THE DATA —
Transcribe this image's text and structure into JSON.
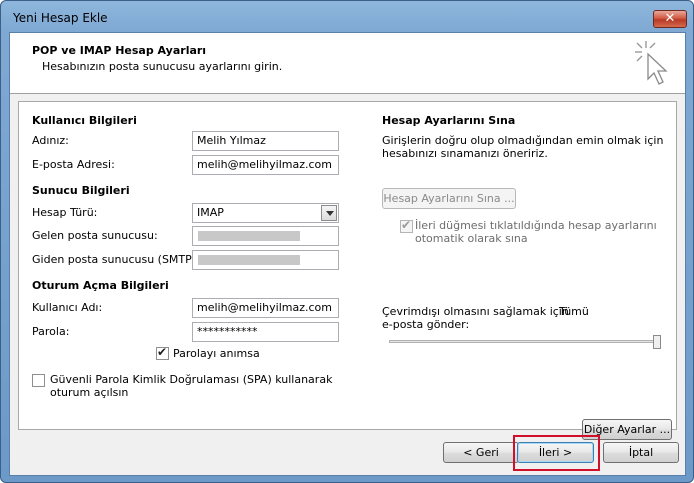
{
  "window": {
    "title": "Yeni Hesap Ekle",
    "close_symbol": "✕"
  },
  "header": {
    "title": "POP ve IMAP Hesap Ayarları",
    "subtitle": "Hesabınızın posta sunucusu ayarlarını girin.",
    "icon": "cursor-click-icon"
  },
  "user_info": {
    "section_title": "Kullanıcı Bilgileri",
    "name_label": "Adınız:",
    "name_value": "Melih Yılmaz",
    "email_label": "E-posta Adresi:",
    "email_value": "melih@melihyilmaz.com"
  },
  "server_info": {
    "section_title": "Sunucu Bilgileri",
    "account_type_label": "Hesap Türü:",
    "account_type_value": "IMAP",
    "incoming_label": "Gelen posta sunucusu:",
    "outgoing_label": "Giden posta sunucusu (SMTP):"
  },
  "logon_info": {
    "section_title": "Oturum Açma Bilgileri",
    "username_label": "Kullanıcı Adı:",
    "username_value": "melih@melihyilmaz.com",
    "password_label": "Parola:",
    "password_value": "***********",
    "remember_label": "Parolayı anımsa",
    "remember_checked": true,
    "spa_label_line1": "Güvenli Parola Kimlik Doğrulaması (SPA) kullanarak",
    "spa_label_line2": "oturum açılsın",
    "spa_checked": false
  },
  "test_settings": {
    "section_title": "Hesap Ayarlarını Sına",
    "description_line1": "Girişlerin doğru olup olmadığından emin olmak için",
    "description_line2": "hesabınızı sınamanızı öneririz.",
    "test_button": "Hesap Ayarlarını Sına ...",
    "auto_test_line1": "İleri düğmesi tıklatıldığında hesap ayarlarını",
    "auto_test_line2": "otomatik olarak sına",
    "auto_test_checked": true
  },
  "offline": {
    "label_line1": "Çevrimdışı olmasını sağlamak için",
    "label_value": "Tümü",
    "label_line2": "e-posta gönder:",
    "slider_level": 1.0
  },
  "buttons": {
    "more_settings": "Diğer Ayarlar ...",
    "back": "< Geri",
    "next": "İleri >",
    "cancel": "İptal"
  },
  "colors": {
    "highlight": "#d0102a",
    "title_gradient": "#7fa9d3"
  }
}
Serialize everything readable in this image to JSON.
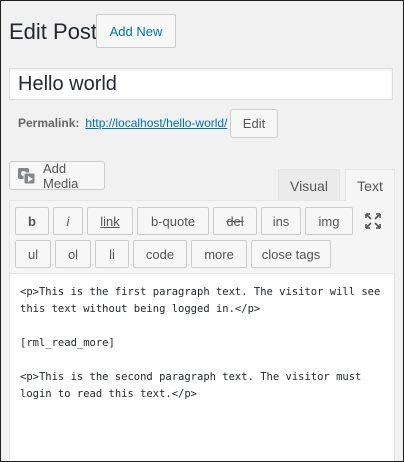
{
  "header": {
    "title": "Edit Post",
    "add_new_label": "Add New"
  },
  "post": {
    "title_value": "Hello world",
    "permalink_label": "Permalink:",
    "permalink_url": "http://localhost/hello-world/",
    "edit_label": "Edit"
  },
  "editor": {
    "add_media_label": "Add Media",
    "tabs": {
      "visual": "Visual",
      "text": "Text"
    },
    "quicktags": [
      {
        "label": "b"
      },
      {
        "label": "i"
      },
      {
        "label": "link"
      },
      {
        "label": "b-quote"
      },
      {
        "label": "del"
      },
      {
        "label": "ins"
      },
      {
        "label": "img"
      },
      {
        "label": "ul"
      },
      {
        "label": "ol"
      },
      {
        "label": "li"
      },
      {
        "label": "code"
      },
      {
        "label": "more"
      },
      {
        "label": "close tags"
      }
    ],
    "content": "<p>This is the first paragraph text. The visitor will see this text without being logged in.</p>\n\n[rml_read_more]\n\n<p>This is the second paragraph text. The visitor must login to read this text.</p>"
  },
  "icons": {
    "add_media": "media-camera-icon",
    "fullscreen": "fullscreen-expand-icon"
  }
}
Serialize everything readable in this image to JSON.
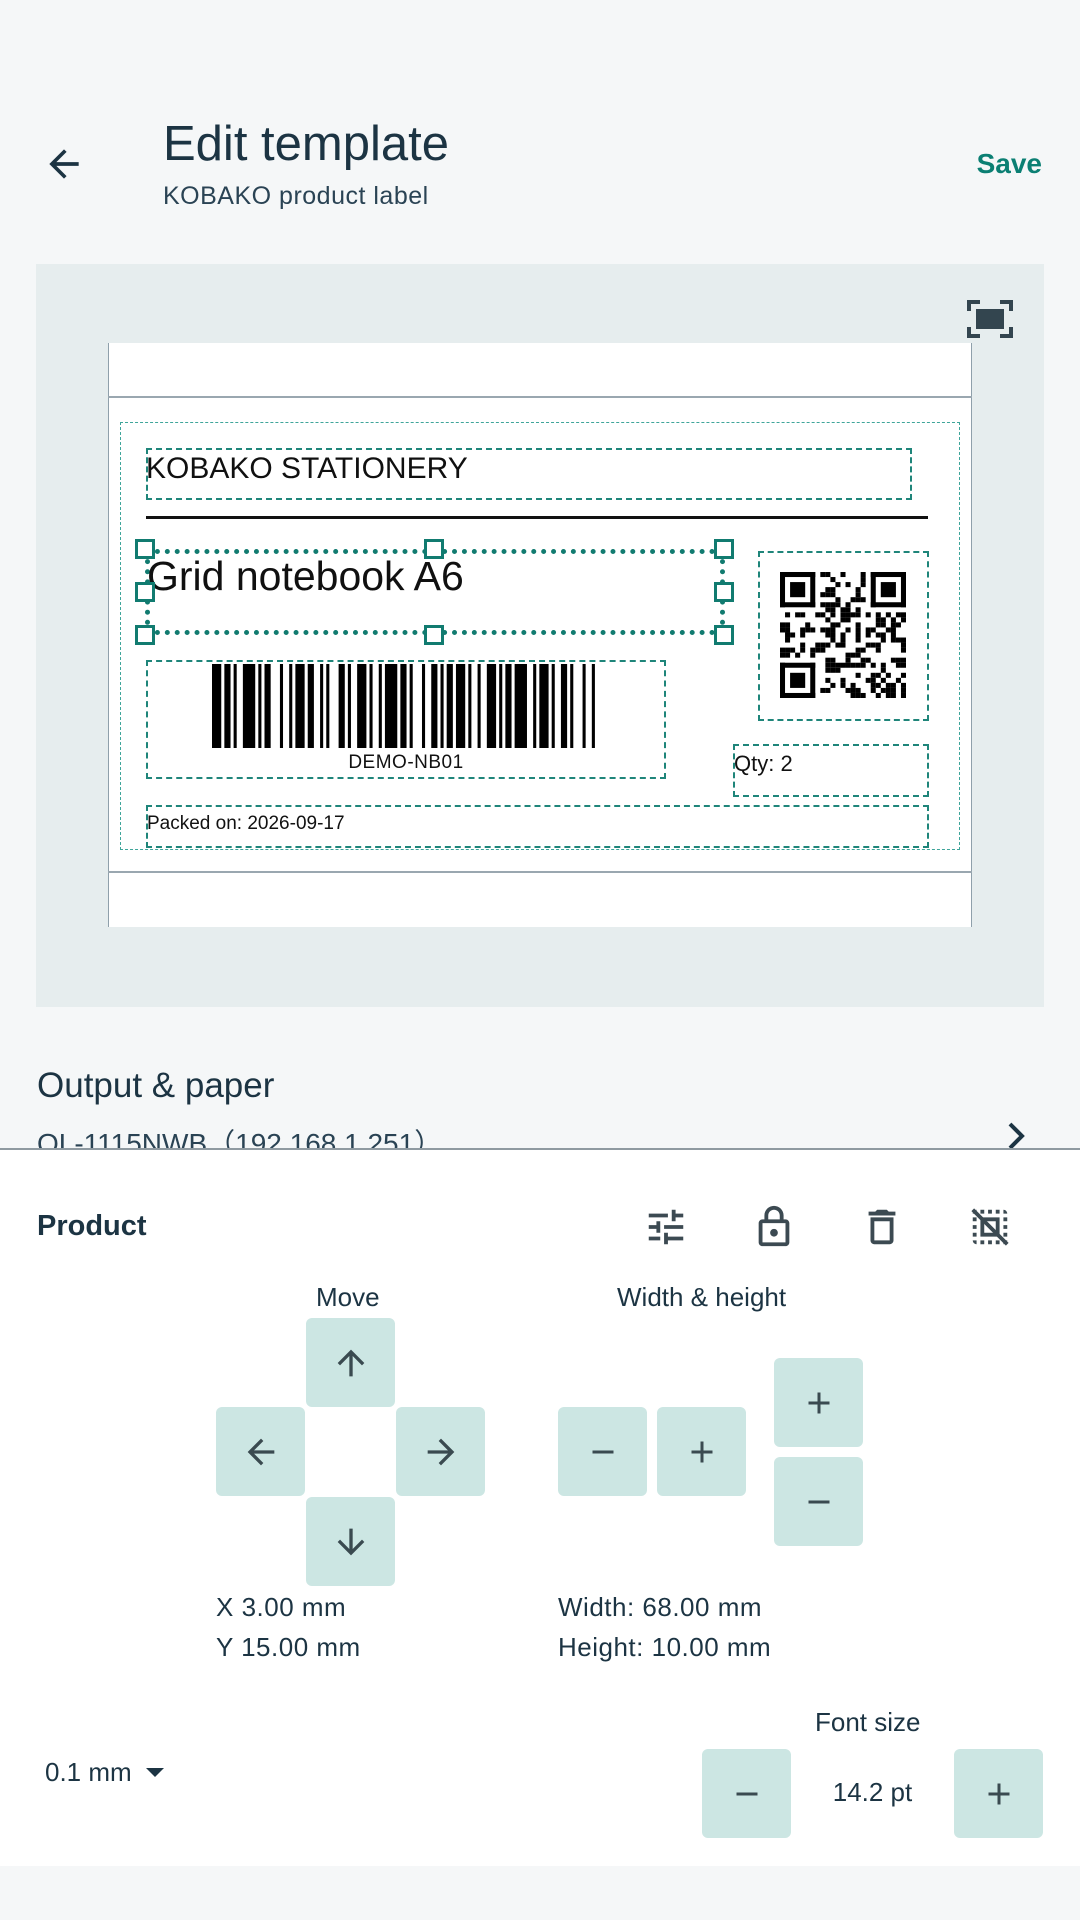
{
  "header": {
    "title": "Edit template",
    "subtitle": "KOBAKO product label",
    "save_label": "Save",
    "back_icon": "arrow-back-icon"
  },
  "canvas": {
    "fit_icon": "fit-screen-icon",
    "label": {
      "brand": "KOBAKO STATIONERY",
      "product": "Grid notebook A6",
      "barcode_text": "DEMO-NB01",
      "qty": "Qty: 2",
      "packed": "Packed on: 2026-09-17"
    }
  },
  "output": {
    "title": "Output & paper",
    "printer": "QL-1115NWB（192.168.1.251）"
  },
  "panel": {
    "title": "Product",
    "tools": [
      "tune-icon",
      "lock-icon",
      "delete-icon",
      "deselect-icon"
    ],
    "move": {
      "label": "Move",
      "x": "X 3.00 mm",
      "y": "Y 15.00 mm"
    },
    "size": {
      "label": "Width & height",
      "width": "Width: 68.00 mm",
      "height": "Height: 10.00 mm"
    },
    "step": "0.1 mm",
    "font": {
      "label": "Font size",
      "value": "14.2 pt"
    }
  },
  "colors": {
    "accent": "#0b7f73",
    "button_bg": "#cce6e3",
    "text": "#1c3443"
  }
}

THE TASK —
Do not copy the pictures, but repeat every line exactly.

TASK ANSWER —
Transcribe this image's text and structure into JSON.
{
  "window": {
    "title": "Yeni Hesap Ekle",
    "close_symbol": "✕"
  },
  "header": {
    "title": "POP ve IMAP Hesap Ayarları",
    "subtitle": "Hesabınızın posta sunucusu ayarlarını girin.",
    "icon": "cursor-click-icon"
  },
  "user_info": {
    "section_title": "Kullanıcı Bilgileri",
    "name_label": "Adınız:",
    "name_value": "Melih Yılmaz",
    "email_label": "E-posta Adresi:",
    "email_value": "melih@melihyilmaz.com"
  },
  "server_info": {
    "section_title": "Sunucu Bilgileri",
    "account_type_label": "Hesap Türü:",
    "account_type_value": "IMAP",
    "incoming_label": "Gelen posta sunucusu:",
    "outgoing_label": "Giden posta sunucusu (SMTP):"
  },
  "logon_info": {
    "section_title": "Oturum Açma Bilgileri",
    "username_label": "Kullanıcı Adı:",
    "username_value": "melih@melihyilmaz.com",
    "password_label": "Parola:",
    "password_value": "***********",
    "remember_label": "Parolayı anımsa",
    "remember_checked": true,
    "spa_label_line1": "Güvenli Parola Kimlik Doğrulaması (SPA) kullanarak",
    "spa_label_line2": "oturum açılsın",
    "spa_checked": false
  },
  "test_settings": {
    "section_title": "Hesap Ayarlarını Sına",
    "description_line1": "Girişlerin doğru olup olmadığından emin olmak için",
    "description_line2": "hesabınızı sınamanızı öneririz.",
    "test_button": "Hesap Ayarlarını Sına ...",
    "auto_test_line1": "İleri düğmesi tıklatıldığında hesap ayarlarını",
    "auto_test_line2": "otomatik olarak sına",
    "auto_test_checked": true
  },
  "offline": {
    "label_line1": "Çevrimdışı olmasını sağlamak için",
    "label_value": "Tümü",
    "label_line2": "e-posta gönder:",
    "slider_level": 1.0
  },
  "buttons": {
    "more_settings": "Diğer Ayarlar ...",
    "back": "< Geri",
    "next": "İleri >",
    "cancel": "İptal"
  },
  "colors": {
    "highlight": "#d0102a",
    "title_gradient": "#7fa9d3"
  }
}
Serialize everything readable in this image to JSON.
{
  "header": {
    "title": "Edit Post",
    "add_new_label": "Add New"
  },
  "post": {
    "title_value": "Hello world",
    "permalink_label": "Permalink:",
    "permalink_url": "http://localhost/hello-world/",
    "edit_label": "Edit"
  },
  "editor": {
    "add_media_label": "Add Media",
    "tabs": {
      "visual": "Visual",
      "text": "Text"
    },
    "quicktags": [
      {
        "label": "b"
      },
      {
        "label": "i"
      },
      {
        "label": "link"
      },
      {
        "label": "b-quote"
      },
      {
        "label": "del"
      },
      {
        "label": "ins"
      },
      {
        "label": "img"
      },
      {
        "label": "ul"
      },
      {
        "label": "ol"
      },
      {
        "label": "li"
      },
      {
        "label": "code"
      },
      {
        "label": "more"
      },
      {
        "label": "close tags"
      }
    ],
    "content": "<p>This is the first paragraph text. The visitor will see this text without being logged in.</p>\n\n[rml_read_more]\n\n<p>This is the second paragraph text. The visitor must login to read this text.</p>"
  },
  "icons": {
    "add_media": "media-camera-icon",
    "fullscreen": "fullscreen-expand-icon"
  }
}
Serialize everything readable in this image to JSON.
{
  "header": {
    "title": "Edit template",
    "subtitle": "KOBAKO product label",
    "save_label": "Save",
    "back_icon": "arrow-back-icon"
  },
  "canvas": {
    "fit_icon": "fit-screen-icon",
    "label": {
      "brand": "KOBAKO STATIONERY",
      "product": "Grid notebook A6",
      "barcode_text": "DEMO-NB01",
      "qty": "Qty: 2",
      "packed": "Packed on: 2026-09-17"
    }
  },
  "output": {
    "title": "Output & paper",
    "printer": "QL-1115NWB（192.168.1.251）"
  },
  "panel": {
    "title": "Product",
    "tools": [
      "tune-icon",
      "lock-icon",
      "delete-icon",
      "deselect-icon"
    ],
    "move": {
      "label": "Move",
      "x": "X 3.00 mm",
      "y": "Y 15.00 mm"
    },
    "size": {
      "label": "Width & height",
      "width": "Width: 68.00 mm",
      "height": "Height: 10.00 mm"
    },
    "step": "0.1 mm",
    "font": {
      "label": "Font size",
      "value": "14.2 pt"
    }
  },
  "colors": {
    "accent": "#0b7f73",
    "button_bg": "#cce6e3",
    "text": "#1c3443"
  }
}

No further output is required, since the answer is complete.